• Supplied records:
▬▬▬

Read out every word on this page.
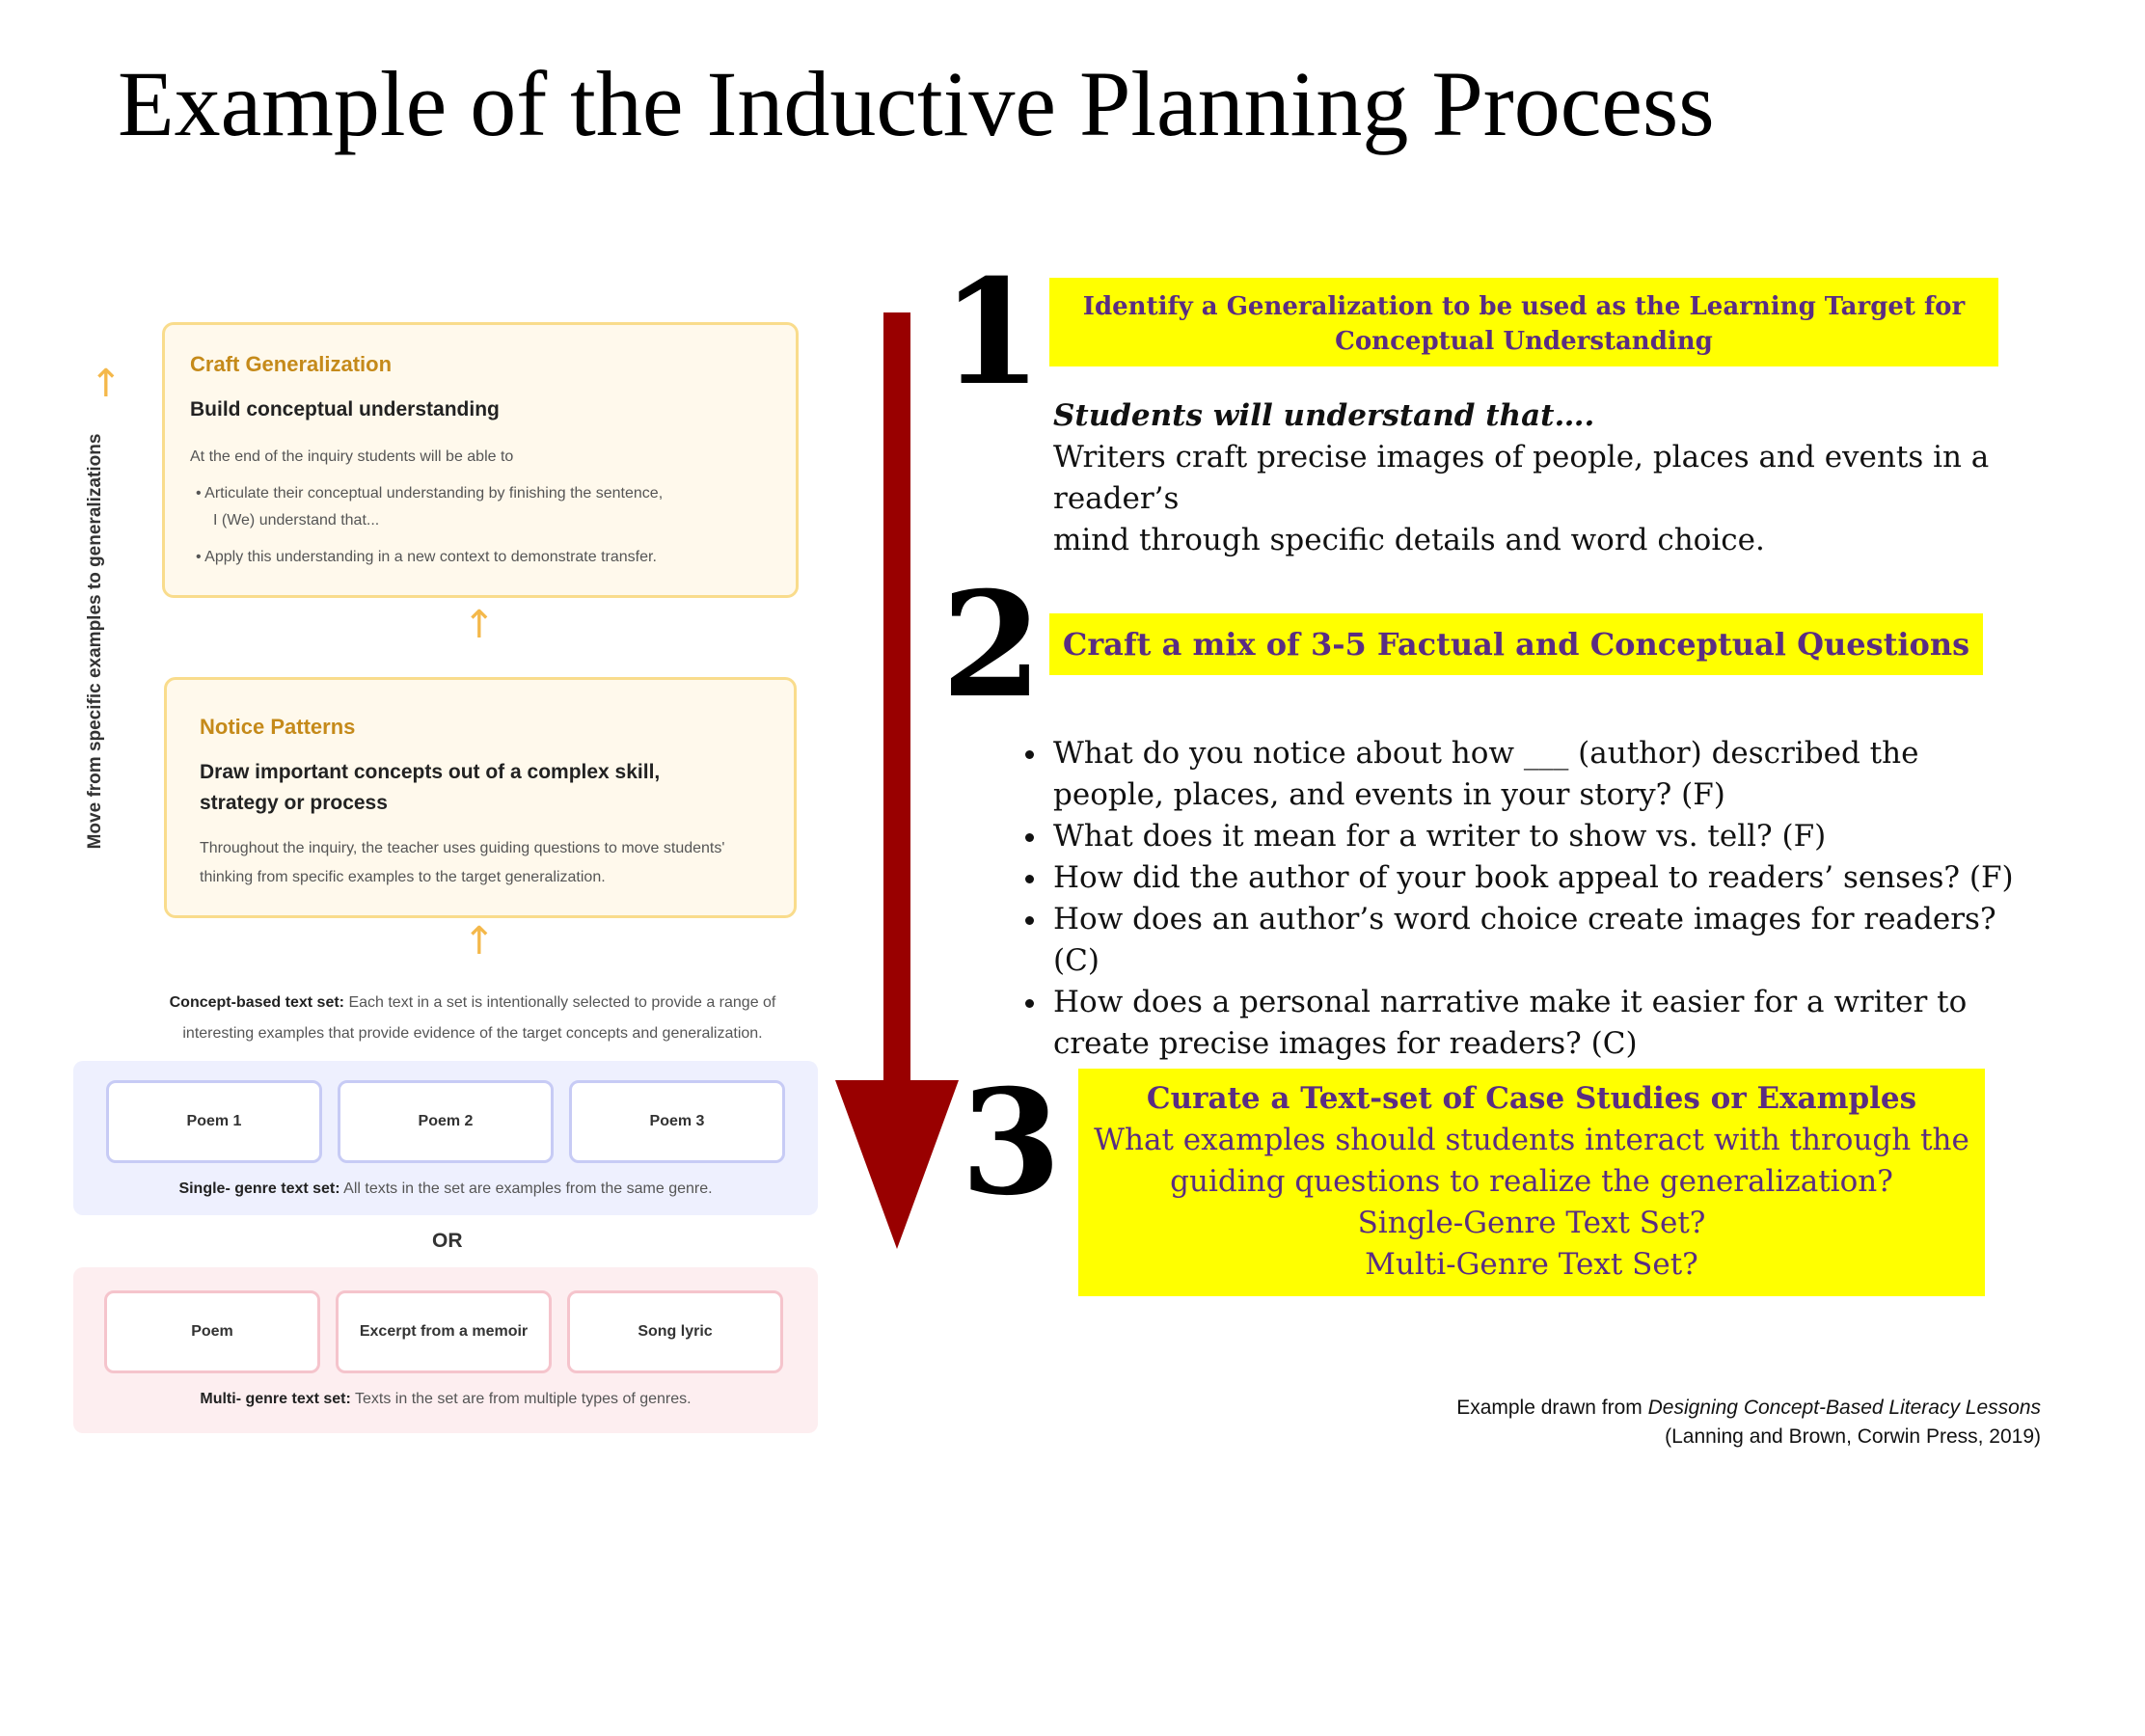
Example of the Inductive Planning Process
Move from specific examples to generalizations
↑	Craft Generalization
Build conceptual understanding
At the end of the inquiry students will be able to
• Articulate their conceptual understanding by finishing the sentence,
I (We) understand that...
• Apply this understanding in a new context to demonstrate transfer.
↑
Notice Patterns
Draw important concepts out of a complex skill,
strategy or process
Throughout the inquiry, the teacher uses guiding questions to move students'
thinking from specific examples to the target generalization.
↑
Concept-based text set: Each text in a set is intentionally selected to provide a range of
interesting examples that provide evidence of the target concepts and generalization.
Poem 1	Poem 2	Poem 3
Single- genre text set: All texts in the set are examples from the same genre.
OR
Poem	Excerpt from a memoir	Song lyric
Multi- genre text set: Texts in the set are from multiple types of genres.
1	Identify a Generalization to be used as the Learning Target for
Conceptual Understanding
Students will understand that….
Writers craft precise images of people, places and events in a reader’s
mind through specific details and word choice.
2 Craft a mix of 3-5 Factual and Conceptual Questions
• What do you notice about how ___ (author) described the people, places, and events in your story? (F)
• What does it mean for a writer to show vs. tell? (F)
• How did the author of your book appeal to readers’ senses? (F)
• How does an author’s word choice create images for readers? (C)
• How does a personal narrative make it easier for a writer to create precise images for readers? (C)
3	Curate a Text-set of Case Studies or Examples
What examples should students interact with through the
guiding questions to realize the generalization?
Single-Genre Text Set?
Multi-Genre Text Set?
Example drawn from Designing Concept-Based Literacy Lessons
(Lanning and Brown, Corwin Press, 2019)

▬▬▬

Strip the images and reproduce the remaining records precisely.

• Written answer:
Read out every word on this page.
Example of the Inductive Planning Process
Move from specific examples to generalizations
↑	Craft Generalization
Build conceptual understanding
At the end of the inquiry students will be able to
• Articulate their conceptual understanding by finishing the sentence,
I (We) understand that...
• Apply this understanding in a new context to demonstrate transfer.
↑
Notice Patterns
Draw important concepts out of a complex skill,
strategy or process
Throughout the inquiry, the teacher uses guiding questions to move students'
thinking from specific examples to the target generalization.
↑
Concept-based text set: Each text in a set is intentionally selected to provide a range of
interesting examples that provide evidence of the target concepts and generalization.
Poem 1	Poem 2	Poem 3
Single- genre text set: All texts in the set are examples from the same genre.
OR
Poem	Excerpt from a memoir	Song lyric
Multi- genre text set: Texts in the set are from multiple types of genres.
1	Identify a Generalization to be used as the Learning Target for
Conceptual Understanding
Students will understand that….
Writers craft precise images of people, places and events in a reader’s
mind through specific details and word choice.
2 Craft a mix of 3-5 Factual and Conceptual Questions
• What do you notice about how ___ (author) described the people, places, and events in your story? (F)
• What does it mean for a writer to show vs. tell? (F)
• How did the author of your book appeal to readers’ senses? (F)
• How does an author’s word choice create images for readers? (C)
• How does a personal narrative make it easier for a writer to create precise images for readers? (C)
3	Curate a Text-set of Case Studies or Examples
What examples should students interact with through the
guiding questions to realize the generalization?
Single-Genre Text Set?
Multi-Genre Text Set?
Example drawn from Designing Concept-Based Literacy Lessons
(Lanning and Brown, Corwin Press, 2019)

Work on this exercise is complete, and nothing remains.